— start of RECORDS PROVIDED —

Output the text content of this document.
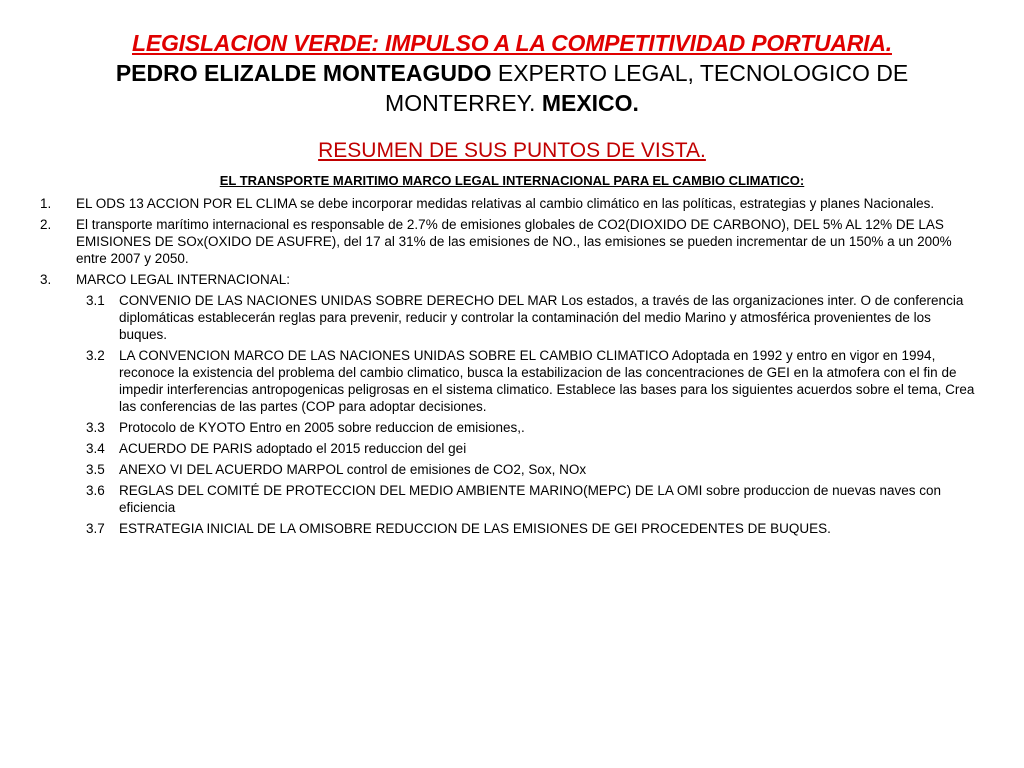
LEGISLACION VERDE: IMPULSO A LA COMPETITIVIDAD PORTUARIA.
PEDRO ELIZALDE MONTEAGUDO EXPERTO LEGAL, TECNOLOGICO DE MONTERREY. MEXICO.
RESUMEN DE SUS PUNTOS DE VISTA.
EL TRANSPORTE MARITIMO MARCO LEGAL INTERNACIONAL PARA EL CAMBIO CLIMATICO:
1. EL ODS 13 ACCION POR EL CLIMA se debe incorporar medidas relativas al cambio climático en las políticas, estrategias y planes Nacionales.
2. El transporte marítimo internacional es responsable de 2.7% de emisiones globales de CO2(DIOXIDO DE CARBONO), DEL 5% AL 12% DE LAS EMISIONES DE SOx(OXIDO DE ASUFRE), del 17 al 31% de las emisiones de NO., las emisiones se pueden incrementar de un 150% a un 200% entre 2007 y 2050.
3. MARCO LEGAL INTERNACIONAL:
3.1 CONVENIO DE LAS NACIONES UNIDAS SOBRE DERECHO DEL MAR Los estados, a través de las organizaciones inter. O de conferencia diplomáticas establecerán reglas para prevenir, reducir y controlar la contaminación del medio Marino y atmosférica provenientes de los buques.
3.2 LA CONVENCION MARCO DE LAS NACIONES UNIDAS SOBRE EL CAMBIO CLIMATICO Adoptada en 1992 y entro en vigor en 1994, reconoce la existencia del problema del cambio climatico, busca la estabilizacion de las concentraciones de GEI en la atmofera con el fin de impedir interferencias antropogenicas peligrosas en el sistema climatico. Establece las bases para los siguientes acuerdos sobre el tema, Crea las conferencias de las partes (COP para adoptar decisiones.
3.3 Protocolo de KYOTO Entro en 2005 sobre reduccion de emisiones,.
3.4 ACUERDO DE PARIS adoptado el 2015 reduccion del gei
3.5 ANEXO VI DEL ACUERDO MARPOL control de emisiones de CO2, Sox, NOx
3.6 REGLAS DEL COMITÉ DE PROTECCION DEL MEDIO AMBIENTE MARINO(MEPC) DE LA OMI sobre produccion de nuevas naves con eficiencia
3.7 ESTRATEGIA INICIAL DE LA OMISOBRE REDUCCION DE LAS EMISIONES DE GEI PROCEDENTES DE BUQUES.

— end of RECORDS PROVIDED —
— start of RECORDS PROVIDED —

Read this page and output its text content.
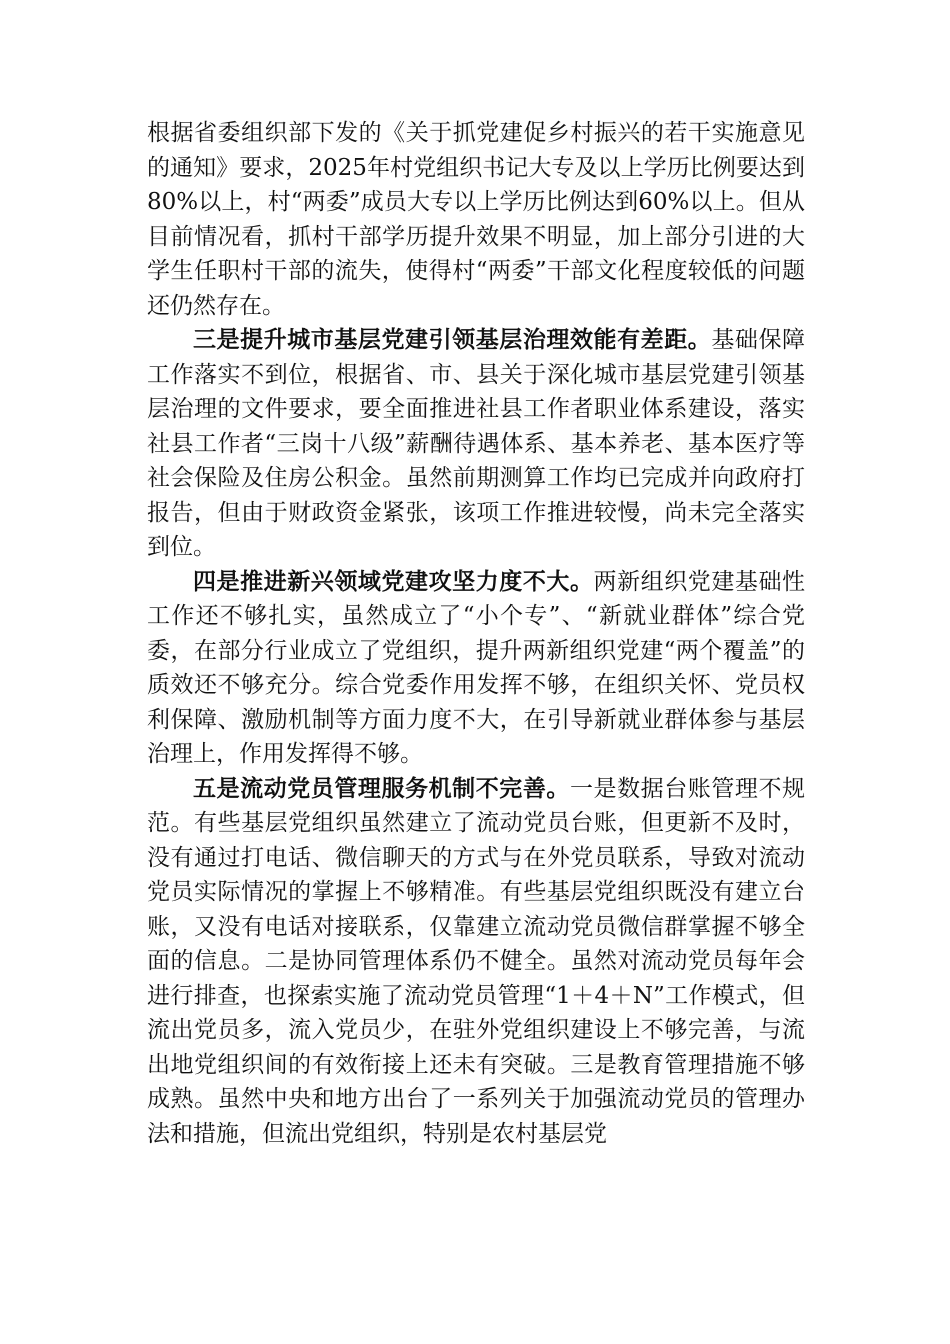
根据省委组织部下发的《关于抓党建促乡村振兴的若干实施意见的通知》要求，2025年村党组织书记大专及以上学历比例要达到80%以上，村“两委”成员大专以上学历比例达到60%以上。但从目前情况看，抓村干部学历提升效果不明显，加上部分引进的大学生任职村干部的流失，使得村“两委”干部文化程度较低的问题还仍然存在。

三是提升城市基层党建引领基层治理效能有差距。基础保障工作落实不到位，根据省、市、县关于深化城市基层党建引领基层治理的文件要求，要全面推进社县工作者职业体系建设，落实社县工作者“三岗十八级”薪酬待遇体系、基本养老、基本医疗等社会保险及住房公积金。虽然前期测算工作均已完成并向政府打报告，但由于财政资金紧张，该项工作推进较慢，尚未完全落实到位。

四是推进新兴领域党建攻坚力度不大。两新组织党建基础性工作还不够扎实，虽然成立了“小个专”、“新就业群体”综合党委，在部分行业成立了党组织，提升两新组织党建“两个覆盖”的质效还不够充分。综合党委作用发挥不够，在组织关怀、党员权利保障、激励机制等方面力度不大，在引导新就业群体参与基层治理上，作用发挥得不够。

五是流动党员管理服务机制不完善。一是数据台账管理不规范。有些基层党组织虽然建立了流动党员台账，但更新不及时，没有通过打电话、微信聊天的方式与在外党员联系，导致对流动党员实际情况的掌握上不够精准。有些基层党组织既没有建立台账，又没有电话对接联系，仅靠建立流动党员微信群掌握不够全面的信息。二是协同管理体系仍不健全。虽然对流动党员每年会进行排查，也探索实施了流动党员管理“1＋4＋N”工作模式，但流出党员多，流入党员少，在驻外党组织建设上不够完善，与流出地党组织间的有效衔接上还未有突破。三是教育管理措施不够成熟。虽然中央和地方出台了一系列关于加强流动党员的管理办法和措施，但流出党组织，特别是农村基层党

— end of RECORDS PROVIDED —
— start of RECORDS PROVIDED —

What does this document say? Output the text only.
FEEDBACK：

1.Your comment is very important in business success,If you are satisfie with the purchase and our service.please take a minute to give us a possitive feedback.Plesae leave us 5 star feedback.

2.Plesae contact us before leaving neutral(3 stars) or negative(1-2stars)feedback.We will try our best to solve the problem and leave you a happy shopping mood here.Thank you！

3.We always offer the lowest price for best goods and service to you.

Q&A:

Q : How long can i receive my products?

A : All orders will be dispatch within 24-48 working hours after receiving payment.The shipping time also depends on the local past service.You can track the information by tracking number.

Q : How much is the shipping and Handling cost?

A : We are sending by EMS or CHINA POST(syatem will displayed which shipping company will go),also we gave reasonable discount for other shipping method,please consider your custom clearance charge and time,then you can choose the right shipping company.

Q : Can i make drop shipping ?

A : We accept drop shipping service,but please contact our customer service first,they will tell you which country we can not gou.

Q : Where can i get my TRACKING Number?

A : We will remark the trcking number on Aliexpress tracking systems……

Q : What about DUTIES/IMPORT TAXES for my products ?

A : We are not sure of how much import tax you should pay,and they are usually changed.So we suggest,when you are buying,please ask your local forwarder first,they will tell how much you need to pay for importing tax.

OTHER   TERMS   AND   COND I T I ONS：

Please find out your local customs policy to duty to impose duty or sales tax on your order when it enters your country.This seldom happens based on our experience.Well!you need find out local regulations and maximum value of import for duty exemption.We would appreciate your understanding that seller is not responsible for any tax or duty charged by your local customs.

— end of RECORDS PROVIDED —

■ EXERCISE
Show every line in the entries where the string "best" occurs.

■ REPLY TO THE EXERCISE
2.Plesae contact us before leaving neutral(3 stars) or negative(1-2stars)feedback.We will try our best to solve the problem and leave you a happy shopping mood here.Thank you！
3.We always offer the lowest price for best goods and service to you.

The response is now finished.